Extract every line of the material below and reproduce it faithfully.

__Collected data entries__:
·····
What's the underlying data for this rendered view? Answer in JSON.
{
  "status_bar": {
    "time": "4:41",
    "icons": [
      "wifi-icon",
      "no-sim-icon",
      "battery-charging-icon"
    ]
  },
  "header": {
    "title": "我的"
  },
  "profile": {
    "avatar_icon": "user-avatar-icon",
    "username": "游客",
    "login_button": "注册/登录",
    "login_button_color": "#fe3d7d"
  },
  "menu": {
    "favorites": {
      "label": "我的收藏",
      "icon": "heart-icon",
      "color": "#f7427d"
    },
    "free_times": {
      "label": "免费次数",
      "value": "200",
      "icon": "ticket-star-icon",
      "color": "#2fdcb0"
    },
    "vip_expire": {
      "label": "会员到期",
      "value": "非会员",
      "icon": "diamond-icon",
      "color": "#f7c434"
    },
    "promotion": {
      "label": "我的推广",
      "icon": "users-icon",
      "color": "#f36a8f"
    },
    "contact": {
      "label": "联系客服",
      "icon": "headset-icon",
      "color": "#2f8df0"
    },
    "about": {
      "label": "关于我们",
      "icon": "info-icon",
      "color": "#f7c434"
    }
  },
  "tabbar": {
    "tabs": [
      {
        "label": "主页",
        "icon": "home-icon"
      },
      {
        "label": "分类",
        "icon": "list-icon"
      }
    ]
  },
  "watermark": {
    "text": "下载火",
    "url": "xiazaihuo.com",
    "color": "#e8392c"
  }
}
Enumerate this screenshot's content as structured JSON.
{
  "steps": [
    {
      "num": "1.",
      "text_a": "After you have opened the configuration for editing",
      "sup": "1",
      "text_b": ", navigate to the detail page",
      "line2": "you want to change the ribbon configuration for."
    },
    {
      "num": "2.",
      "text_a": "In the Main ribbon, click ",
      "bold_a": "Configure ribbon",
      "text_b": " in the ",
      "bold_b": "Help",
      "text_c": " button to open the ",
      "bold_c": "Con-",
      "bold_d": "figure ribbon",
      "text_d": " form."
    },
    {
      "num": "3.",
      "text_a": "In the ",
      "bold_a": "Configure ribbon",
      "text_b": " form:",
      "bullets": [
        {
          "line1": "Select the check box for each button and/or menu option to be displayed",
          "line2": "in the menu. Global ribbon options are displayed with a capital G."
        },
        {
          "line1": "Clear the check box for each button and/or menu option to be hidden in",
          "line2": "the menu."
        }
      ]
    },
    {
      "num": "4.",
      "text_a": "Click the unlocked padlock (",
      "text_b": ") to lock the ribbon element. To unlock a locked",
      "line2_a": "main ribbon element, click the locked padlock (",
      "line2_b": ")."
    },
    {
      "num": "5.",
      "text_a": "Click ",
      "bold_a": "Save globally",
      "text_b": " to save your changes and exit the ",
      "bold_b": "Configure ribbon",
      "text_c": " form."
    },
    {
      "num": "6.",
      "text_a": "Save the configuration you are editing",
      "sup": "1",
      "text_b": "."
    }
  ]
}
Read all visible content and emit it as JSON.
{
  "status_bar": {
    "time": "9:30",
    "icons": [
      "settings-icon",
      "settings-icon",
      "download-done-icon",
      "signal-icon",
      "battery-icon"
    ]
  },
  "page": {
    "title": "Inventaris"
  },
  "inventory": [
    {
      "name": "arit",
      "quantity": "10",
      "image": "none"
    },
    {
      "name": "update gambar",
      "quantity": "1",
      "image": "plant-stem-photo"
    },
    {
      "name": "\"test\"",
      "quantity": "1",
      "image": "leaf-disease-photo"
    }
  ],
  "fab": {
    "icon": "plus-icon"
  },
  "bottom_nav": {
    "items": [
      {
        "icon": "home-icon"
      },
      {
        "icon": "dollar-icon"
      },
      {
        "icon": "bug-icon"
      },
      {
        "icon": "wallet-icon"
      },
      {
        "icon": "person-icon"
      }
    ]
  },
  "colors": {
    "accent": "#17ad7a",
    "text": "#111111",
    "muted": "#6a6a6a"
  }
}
·····
__Result of this exercise__:
What's the underlying data for this rendered view? Answer in JSON.
{
  "status_bar": {
    "time": "4:41",
    "icons": [
      "wifi-icon",
      "no-sim-icon",
      "battery-charging-icon"
    ]
  },
  "header": {
    "title": "我的"
  },
  "profile": {
    "avatar_icon": "user-avatar-icon",
    "username": "游客",
    "login_button": "注册/登录",
    "login_button_color": "#fe3d7d"
  },
  "menu": {
    "favorites": {
      "label": "我的收藏",
      "icon": "heart-icon",
      "color": "#f7427d"
    },
    "free_times": {
      "label": "免费次数",
      "value": "200",
      "icon": "ticket-star-icon",
      "color": "#2fdcb0"
    },
    "vip_expire": {
      "label": "会员到期",
      "value": "非会员",
      "icon": "diamond-icon",
      "color": "#f7c434"
    },
    "promotion": {
      "label": "我的推广",
      "icon": "users-icon",
      "color": "#f36a8f"
    },
    "contact": {
      "label": "联系客服",
      "icon": "headset-icon",
      "color": "#2f8df0"
    },
    "about": {
      "label": "关于我们",
      "icon": "info-icon",
      "color": "#f7c434"
    }
  },
  "tabbar": {
    "tabs": [
      {
        "label": "主页",
        "icon": "home-icon"
      },
      {
        "label": "分类",
        "icon": "list-icon"
      }
    ]
  },
  "watermark": {
    "text": "下载火",
    "url": "xiazaihuo.com",
    "color": "#e8392c"
  }
}
Enumerate this screenshot's content as structured JSON.
{
  "steps": [
    {
      "num": "1.",
      "text_a": "After you have opened the configuration for editing",
      "sup": "1",
      "text_b": ", navigate to the detail page",
      "line2": "you want to change the ribbon configuration for."
    },
    {
      "num": "2.",
      "text_a": "In the Main ribbon, click ",
      "bold_a": "Configure ribbon",
      "text_b": " in the ",
      "bold_b": "Help",
      "text_c": " button to open the ",
      "bold_c": "Con-",
      "bold_d": "figure ribbon",
      "text_d": " form."
    },
    {
      "num": "3.",
      "text_a": "In the ",
      "bold_a": "Configure ribbon",
      "text_b": " form:",
      "bullets": [
        {
          "line1": "Select the check box for each button and/or menu option to be displayed",
          "line2": "in the menu. Global ribbon options are displayed with a capital G."
        },
        {
          "line1": "Clear the check box for each button and/or menu option to be hidden in",
          "line2": "the menu."
        }
      ]
    },
    {
      "num": "4.",
      "text_a": "Click the unlocked padlock (",
      "text_b": ") to lock the ribbon element. To unlock a locked",
      "line2_a": "main ribbon element, click the locked padlock (",
      "line2_b": ")."
    },
    {
      "num": "5.",
      "text_a": "Click ",
      "bold_a": "Save globally",
      "text_b": " to save your changes and exit the ",
      "bold_b": "Configure ribbon",
      "text_c": " form."
    },
    {
      "num": "6.",
      "text_a": "Save the configuration you are editing",
      "sup": "1",
      "text_b": "."
    }
  ]
}
Read all visible content and emit it as JSON.
{
  "status_bar": {
    "time": "9:30",
    "icons": [
      "settings-icon",
      "settings-icon",
      "download-done-icon",
      "signal-icon",
      "battery-icon"
    ]
  },
  "page": {
    "title": "Inventaris"
  },
  "inventory": [
    {
      "name": "arit",
      "quantity": "10",
      "image": "none"
    },
    {
      "name": "update gambar",
      "quantity": "1",
      "image": "plant-stem-photo"
    },
    {
      "name": "\"test\"",
      "quantity": "1",
      "image": "leaf-disease-photo"
    }
  ],
  "fab": {
    "icon": "plus-icon"
  },
  "bottom_nav": {
    "items": [
      {
        "icon": "home-icon"
      },
      {
        "icon": "dollar-icon"
      },
      {
        "icon": "bug-icon"
      },
      {
        "icon": "wallet-icon"
      },
      {
        "icon": "person-icon"
      }
    ]
  },
  "colors": {
    "accent": "#17ad7a",
    "text": "#111111",
    "muted": "#6a6a6a"
  }
}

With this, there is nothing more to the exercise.